» EXCERPT PROVIDED
# # # #
Here, in order to prevent the outer peripheral packing sections from coming off to fall, it is necessary to prevent the ring members from shifting inwardly in the axial direction from the position for closing the gaps between the outer surfaces at the ends of the combustion plates and the inner surfaces of the flange sections of the holding plates. In this case, it is conceivable to push the ring members into the inner sides of the flange sections of the holding plates and, then, caulk edges of the flange sections inwardly in the radial direction partially, and prevent shift of the ring members with the caulked portions. However, time and labor are required.
Thus, it is desirable to form sunken sections sunken inwardly in the radial direction on the outer surfaces of the respective combustion plates thereof, set an inner diameter of the flange sections of the respective holding plates such that the outer peripheral packing sections are compressed by a predetermined interference and sandwiched between the inner surfaces of the flange sections and the sunken sections, and mount the ring members to engage with the sunken sections. Consequently, steps at inner ends in the axial direction of the sunken sections work as stoppers to prevent the ring members from shifting. Therefore, post processing for preventing the ring members from shifting is made unnecessary, which is advantageous in realizing a reduction in cost.
Incidentally, when the side packings are provided among the respective combustion plates, first, it is necessary to tighten the respective combustion plates strongly inwardly in the radial direction to compress the side packings to adapt the side packings to the combustion plates. Here, if such a strong tightening force is obtained only with the ring members, the combustion plates do not have to be tightened by the flange sections of the holding plates via the outer peripheral packing sections. However, when the combustion plates are tightened by the ring members, since an area of contact of the ring members with the combustion plates is small, a local stress is applied to the combustion plates. Therefore, it is difficult to obtain a strong tightening force only with the ring members because of strength of the combustion plates. On the other hand, when the combustion plates are tightened by the flange sections of the holding plates via the outer peripheral packing sections, it is possible to secure a large area of contact of the outer peripheral packing sections with the combustion plates. Thus, it is possible to naturally tighten the combustion plates strongly. Once the side packings are adapted to the combustion plates by the compression of the side packings due to the tightening, even if the tightening force decreases because of deterioration of the outer peripheral packing sections, the sealing property among the respective combustion plates is secured as long as the combustion plates are bound in a cylindrical shape by the ring members.
# # # #
» STORED DATA
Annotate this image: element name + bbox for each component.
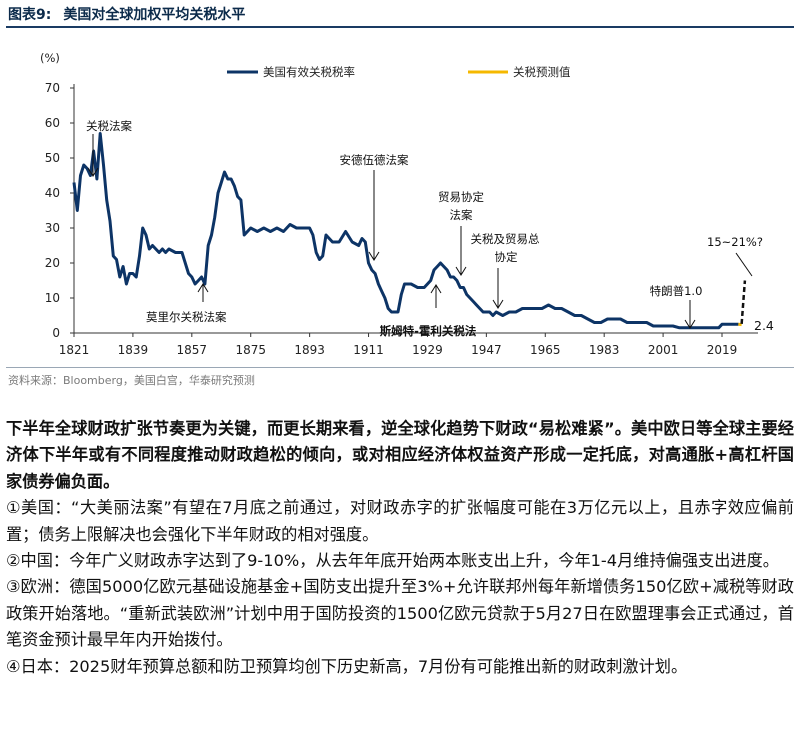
# # # #
» TASKS TO CARRY OUT
A) In the combustion plate passage, what works as stoppers that keep the ring members from shifting?
B) Quote the combustion plate passage from "Here, in order" up to and including "labor are required.".
The lines are material separate from the combustion plate passage.

» ANSWERS
A) The steps at the inner ends in the axial direction of the sunken sections.

B)
Here, in order to prevent the outer peripheral packing sections from coming off to fall, it is necessary to prevent the ring members from shifting inwardly in the axial direction from the position for closing the gaps between the outer surfaces at the ends of the combustion plates and the inner surfaces of the flange sections of the holding plates. In this case, it is conceivable to push the ring members into the inner sides of the flange sections of the holding plates and, then, caulk edges of the flange sections inwardly in the radial direction partially, and prevent shift of the ring members with the caulked portions. However, time and labor are required.